# [Work instructions]
List each line in which the string "text" appears.

Stored dataset items:
>>>>>
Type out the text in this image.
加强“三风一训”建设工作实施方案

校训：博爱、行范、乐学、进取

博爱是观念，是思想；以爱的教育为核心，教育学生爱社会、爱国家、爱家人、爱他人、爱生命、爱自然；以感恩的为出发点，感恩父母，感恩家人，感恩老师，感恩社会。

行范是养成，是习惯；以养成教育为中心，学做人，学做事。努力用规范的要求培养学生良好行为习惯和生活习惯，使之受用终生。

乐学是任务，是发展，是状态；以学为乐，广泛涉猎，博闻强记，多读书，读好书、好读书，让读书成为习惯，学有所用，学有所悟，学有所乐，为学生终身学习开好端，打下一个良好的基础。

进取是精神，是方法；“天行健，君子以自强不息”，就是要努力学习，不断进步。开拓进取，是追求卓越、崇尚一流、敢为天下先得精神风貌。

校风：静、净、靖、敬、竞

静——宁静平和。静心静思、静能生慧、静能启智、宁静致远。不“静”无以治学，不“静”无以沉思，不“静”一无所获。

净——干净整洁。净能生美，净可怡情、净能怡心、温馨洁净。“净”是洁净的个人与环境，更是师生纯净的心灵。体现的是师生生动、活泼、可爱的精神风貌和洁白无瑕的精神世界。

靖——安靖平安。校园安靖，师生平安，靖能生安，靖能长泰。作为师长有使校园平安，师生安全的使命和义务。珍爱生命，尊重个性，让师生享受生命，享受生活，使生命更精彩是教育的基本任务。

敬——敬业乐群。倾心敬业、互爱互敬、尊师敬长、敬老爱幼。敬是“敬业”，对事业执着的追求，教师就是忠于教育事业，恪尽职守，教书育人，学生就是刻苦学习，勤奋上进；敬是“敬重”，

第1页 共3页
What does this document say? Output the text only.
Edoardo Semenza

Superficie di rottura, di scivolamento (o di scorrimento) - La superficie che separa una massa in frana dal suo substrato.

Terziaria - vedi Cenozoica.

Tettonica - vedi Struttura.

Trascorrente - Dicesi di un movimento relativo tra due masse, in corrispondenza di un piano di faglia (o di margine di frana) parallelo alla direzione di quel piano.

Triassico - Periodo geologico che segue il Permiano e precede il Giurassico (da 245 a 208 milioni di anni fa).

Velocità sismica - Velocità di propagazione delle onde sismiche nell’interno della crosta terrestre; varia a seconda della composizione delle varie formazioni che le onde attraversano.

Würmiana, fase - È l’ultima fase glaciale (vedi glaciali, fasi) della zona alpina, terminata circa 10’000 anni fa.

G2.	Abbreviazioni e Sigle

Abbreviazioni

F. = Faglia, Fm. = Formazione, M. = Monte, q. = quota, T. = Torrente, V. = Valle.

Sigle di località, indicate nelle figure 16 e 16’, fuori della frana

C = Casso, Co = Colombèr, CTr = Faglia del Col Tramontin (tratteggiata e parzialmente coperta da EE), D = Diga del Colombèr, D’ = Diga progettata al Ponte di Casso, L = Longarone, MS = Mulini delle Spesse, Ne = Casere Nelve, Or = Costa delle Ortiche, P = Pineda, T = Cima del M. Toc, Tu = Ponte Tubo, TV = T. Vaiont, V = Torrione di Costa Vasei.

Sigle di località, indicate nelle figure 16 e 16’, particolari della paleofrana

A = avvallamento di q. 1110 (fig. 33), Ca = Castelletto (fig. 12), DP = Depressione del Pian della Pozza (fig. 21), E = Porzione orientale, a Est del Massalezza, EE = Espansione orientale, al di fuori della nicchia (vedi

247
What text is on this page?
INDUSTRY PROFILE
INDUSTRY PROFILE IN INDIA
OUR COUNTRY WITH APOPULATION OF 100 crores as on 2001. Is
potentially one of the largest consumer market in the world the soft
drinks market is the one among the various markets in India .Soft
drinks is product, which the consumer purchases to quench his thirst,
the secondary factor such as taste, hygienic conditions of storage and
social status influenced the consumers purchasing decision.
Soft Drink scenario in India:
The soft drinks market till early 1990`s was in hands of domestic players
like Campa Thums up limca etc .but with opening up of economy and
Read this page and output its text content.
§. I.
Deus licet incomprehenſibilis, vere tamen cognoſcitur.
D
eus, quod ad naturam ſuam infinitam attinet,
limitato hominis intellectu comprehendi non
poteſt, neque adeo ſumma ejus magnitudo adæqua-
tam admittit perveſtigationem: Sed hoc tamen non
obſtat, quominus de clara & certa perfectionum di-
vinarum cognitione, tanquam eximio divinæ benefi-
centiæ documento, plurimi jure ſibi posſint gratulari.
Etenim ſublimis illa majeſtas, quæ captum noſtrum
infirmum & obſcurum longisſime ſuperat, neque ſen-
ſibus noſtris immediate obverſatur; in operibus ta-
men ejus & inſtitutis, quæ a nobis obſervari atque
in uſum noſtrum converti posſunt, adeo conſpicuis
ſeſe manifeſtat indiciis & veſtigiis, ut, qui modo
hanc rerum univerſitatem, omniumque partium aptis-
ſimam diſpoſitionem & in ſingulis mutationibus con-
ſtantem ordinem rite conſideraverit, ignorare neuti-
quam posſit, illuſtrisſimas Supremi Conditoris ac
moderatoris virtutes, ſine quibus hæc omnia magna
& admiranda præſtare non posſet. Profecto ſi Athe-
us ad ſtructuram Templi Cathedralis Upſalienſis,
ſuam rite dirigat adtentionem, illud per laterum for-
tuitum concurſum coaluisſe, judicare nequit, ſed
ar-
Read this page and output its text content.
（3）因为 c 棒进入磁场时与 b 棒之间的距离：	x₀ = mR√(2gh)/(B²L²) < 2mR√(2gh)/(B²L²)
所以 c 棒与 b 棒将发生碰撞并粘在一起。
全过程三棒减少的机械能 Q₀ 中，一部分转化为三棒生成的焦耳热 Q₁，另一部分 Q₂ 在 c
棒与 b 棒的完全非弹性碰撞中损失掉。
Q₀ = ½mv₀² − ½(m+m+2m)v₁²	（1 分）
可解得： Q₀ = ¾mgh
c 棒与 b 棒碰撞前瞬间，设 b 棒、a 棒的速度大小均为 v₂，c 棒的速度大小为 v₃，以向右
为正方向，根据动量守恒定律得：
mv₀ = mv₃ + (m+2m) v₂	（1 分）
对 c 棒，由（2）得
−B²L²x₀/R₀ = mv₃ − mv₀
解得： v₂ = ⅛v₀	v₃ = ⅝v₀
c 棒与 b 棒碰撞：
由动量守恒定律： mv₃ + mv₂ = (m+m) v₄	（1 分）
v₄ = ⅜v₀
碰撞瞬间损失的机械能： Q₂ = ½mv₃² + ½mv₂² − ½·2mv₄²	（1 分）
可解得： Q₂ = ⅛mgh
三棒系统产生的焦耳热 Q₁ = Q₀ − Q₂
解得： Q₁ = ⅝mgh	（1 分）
<<<<<
# [Written response]
Type out the text in this image.
What does this document say? Output the text only.
What text is on this page?
Read this page and output its text content.
Read this page and output its text content.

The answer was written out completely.